-------- Available data --------

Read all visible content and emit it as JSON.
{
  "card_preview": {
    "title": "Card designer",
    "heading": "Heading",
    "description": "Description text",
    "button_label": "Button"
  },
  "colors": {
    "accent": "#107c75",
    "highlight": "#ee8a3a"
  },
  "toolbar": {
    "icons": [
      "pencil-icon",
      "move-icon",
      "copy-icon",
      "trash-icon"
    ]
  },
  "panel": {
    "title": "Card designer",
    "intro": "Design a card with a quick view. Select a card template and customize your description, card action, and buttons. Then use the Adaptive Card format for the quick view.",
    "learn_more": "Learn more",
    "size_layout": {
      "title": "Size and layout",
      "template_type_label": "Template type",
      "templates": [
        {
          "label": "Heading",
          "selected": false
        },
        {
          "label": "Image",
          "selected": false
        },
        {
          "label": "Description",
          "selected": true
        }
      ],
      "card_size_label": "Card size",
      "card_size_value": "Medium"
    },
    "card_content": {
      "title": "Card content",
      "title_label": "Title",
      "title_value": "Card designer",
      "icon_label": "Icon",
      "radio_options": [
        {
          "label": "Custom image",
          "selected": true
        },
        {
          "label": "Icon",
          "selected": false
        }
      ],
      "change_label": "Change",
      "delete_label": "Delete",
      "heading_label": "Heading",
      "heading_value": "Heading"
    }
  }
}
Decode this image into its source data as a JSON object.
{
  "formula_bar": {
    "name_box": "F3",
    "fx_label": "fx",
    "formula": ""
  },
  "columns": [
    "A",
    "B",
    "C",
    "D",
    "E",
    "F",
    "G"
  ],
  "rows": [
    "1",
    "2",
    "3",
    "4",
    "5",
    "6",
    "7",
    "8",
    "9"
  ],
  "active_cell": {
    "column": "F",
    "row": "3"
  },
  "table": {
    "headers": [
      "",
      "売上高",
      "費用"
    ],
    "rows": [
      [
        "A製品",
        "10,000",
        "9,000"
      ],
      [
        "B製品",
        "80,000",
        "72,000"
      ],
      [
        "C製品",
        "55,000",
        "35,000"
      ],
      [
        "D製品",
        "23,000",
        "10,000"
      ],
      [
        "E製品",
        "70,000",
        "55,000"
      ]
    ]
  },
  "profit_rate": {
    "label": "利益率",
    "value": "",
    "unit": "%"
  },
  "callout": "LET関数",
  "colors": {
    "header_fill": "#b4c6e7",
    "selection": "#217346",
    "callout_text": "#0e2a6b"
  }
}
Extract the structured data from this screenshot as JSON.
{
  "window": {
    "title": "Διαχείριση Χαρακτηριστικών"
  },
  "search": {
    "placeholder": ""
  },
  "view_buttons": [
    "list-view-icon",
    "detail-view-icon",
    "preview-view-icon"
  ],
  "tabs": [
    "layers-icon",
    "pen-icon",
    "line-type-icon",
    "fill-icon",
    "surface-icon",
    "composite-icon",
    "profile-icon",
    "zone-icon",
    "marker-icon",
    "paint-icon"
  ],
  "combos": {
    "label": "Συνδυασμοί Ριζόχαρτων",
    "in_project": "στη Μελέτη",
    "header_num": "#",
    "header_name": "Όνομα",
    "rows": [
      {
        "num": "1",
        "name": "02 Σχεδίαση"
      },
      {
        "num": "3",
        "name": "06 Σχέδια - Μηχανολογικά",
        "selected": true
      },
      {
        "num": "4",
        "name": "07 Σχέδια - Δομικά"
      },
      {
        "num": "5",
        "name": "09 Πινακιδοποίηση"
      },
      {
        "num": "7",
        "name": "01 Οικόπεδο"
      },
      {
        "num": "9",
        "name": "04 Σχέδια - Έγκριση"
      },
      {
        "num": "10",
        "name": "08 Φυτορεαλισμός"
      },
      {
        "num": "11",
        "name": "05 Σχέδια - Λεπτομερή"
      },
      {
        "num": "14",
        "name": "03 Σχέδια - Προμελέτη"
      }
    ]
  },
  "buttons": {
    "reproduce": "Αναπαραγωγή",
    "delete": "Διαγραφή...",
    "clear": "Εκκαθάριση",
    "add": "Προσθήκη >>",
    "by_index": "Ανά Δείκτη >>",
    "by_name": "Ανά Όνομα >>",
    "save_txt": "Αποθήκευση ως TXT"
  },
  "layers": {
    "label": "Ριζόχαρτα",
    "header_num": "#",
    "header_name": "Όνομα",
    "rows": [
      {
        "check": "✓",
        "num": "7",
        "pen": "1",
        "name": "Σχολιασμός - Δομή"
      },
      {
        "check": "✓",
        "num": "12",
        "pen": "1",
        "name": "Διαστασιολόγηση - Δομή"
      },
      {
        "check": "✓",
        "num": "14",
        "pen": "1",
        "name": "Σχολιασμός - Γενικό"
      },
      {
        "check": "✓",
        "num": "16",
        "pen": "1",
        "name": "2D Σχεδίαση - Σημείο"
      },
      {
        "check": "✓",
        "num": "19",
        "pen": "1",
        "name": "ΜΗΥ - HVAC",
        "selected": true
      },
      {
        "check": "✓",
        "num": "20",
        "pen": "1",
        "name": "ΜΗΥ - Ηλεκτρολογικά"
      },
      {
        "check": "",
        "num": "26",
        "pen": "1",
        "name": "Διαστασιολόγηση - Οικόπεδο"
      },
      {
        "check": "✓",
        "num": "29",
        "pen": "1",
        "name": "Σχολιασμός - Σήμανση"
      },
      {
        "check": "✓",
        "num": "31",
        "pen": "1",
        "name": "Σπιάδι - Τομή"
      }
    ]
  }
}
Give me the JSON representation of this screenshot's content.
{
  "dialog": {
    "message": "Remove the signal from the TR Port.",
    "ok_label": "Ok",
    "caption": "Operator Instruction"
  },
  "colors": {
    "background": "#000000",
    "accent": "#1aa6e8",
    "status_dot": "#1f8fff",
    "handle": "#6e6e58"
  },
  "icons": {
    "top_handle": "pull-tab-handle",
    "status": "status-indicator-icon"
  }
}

--------

Task to carry out — Repeat every line of the material exactly as given.

Task output —
Read all visible content and emit it as JSON.
{
  "card_preview": {
    "title": "Card designer",
    "heading": "Heading",
    "description": "Description text",
    "button_label": "Button"
  },
  "colors": {
    "accent": "#107c75",
    "highlight": "#ee8a3a"
  },
  "toolbar": {
    "icons": [
      "pencil-icon",
      "move-icon",
      "copy-icon",
      "trash-icon"
    ]
  },
  "panel": {
    "title": "Card designer",
    "intro": "Design a card with a quick view. Select a card template and customize your description, card action, and buttons. Then use the Adaptive Card format for the quick view.",
    "learn_more": "Learn more",
    "size_layout": {
      "title": "Size and layout",
      "template_type_label": "Template type",
      "templates": [
        {
          "label": "Heading",
          "selected": false
        },
        {
          "label": "Image",
          "selected": false
        },
        {
          "label": "Description",
          "selected": true
        }
      ],
      "card_size_label": "Card size",
      "card_size_value": "Medium"
    },
    "card_content": {
      "title": "Card content",
      "title_label": "Title",
      "title_value": "Card designer",
      "icon_label": "Icon",
      "radio_options": [
        {
          "label": "Custom image",
          "selected": true
        },
        {
          "label": "Icon",
          "selected": false
        }
      ],
      "change_label": "Change",
      "delete_label": "Delete",
      "heading_label": "Heading",
      "heading_value": "Heading"
    }
  }
}
Decode this image into its source data as a JSON object.
{
  "formula_bar": {
    "name_box": "F3",
    "fx_label": "fx",
    "formula": ""
  },
  "columns": [
    "A",
    "B",
    "C",
    "D",
    "E",
    "F",
    "G"
  ],
  "rows": [
    "1",
    "2",
    "3",
    "4",
    "5",
    "6",
    "7",
    "8",
    "9"
  ],
  "active_cell": {
    "column": "F",
    "row": "3"
  },
  "table": {
    "headers": [
      "",
      "売上高",
      "費用"
    ],
    "rows": [
      [
        "A製品",
        "10,000",
        "9,000"
      ],
      [
        "B製品",
        "80,000",
        "72,000"
      ],
      [
        "C製品",
        "55,000",
        "35,000"
      ],
      [
        "D製品",
        "23,000",
        "10,000"
      ],
      [
        "E製品",
        "70,000",
        "55,000"
      ]
    ]
  },
  "profit_rate": {
    "label": "利益率",
    "value": "",
    "unit": "%"
  },
  "callout": "LET関数",
  "colors": {
    "header_fill": "#b4c6e7",
    "selection": "#217346",
    "callout_text": "#0e2a6b"
  }
}
Extract the structured data from this screenshot as JSON.
{
  "window": {
    "title": "Διαχείριση Χαρακτηριστικών"
  },
  "search": {
    "placeholder": ""
  },
  "view_buttons": [
    "list-view-icon",
    "detail-view-icon",
    "preview-view-icon"
  ],
  "tabs": [
    "layers-icon",
    "pen-icon",
    "line-type-icon",
    "fill-icon",
    "surface-icon",
    "composite-icon",
    "profile-icon",
    "zone-icon",
    "marker-icon",
    "paint-icon"
  ],
  "combos": {
    "label": "Συνδυασμοί Ριζόχαρτων",
    "in_project": "στη Μελέτη",
    "header_num": "#",
    "header_name": "Όνομα",
    "rows": [
      {
        "num": "1",
        "name": "02 Σχεδίαση"
      },
      {
        "num": "3",
        "name": "06 Σχέδια - Μηχανολογικά",
        "selected": true
      },
      {
        "num": "4",
        "name": "07 Σχέδια - Δομικά"
      },
      {
        "num": "5",
        "name": "09 Πινακιδοποίηση"
      },
      {
        "num": "7",
        "name": "01 Οικόπεδο"
      },
      {
        "num": "9",
        "name": "04 Σχέδια - Έγκριση"
      },
      {
        "num": "10",
        "name": "08 Φυτορεαλισμός"
      },
      {
        "num": "11",
        "name": "05 Σχέδια - Λεπτομερή"
      },
      {
        "num": "14",
        "name": "03 Σχέδια - Προμελέτη"
      }
    ]
  },
  "buttons": {
    "reproduce": "Αναπαραγωγή",
    "delete": "Διαγραφή...",
    "clear": "Εκκαθάριση",
    "add": "Προσθήκη >>",
    "by_index": "Ανά Δείκτη >>",
    "by_name": "Ανά Όνομα >>",
    "save_txt": "Αποθήκευση ως TXT"
  },
  "layers": {
    "label": "Ριζόχαρτα",
    "header_num": "#",
    "header_name": "Όνομα",
    "rows": [
      {
        "check": "✓",
        "num": "7",
        "pen": "1",
        "name": "Σχολιασμός - Δομή"
      },
      {
        "check": "✓",
        "num": "12",
        "pen": "1",
        "name": "Διαστασιολόγηση - Δομή"
      },
      {
        "check": "✓",
        "num": "14",
        "pen": "1",
        "name": "Σχολιασμός - Γενικό"
      },
      {
        "check": "✓",
        "num": "16",
        "pen": "1",
        "name": "2D Σχεδίαση - Σημείο"
      },
      {
        "check": "✓",
        "num": "19",
        "pen": "1",
        "name": "ΜΗΥ - HVAC",
        "selected": true
      },
      {
        "check": "✓",
        "num": "20",
        "pen": "1",
        "name": "ΜΗΥ - Ηλεκτρολογικά"
      },
      {
        "check": "",
        "num": "26",
        "pen": "1",
        "name": "Διαστασιολόγηση - Οικόπεδο"
      },
      {
        "check": "✓",
        "num": "29",
        "pen": "1",
        "name": "Σχολιασμός - Σήμανση"
      },
      {
        "check": "✓",
        "num": "31",
        "pen": "1",
        "name": "Σπιάδι - Τομή"
      }
    ]
  }
}
Give me the JSON representation of this screenshot's content.
{
  "dialog": {
    "message": "Remove the signal from the TR Port.",
    "ok_label": "Ok",
    "caption": "Operator Instruction"
  },
  "colors": {
    "background": "#000000",
    "accent": "#1aa6e8",
    "status_dot": "#1f8fff",
    "handle": "#6e6e58"
  },
  "icons": {
    "top_handle": "pull-tab-handle",
    "status": "status-indicator-icon"
  }
}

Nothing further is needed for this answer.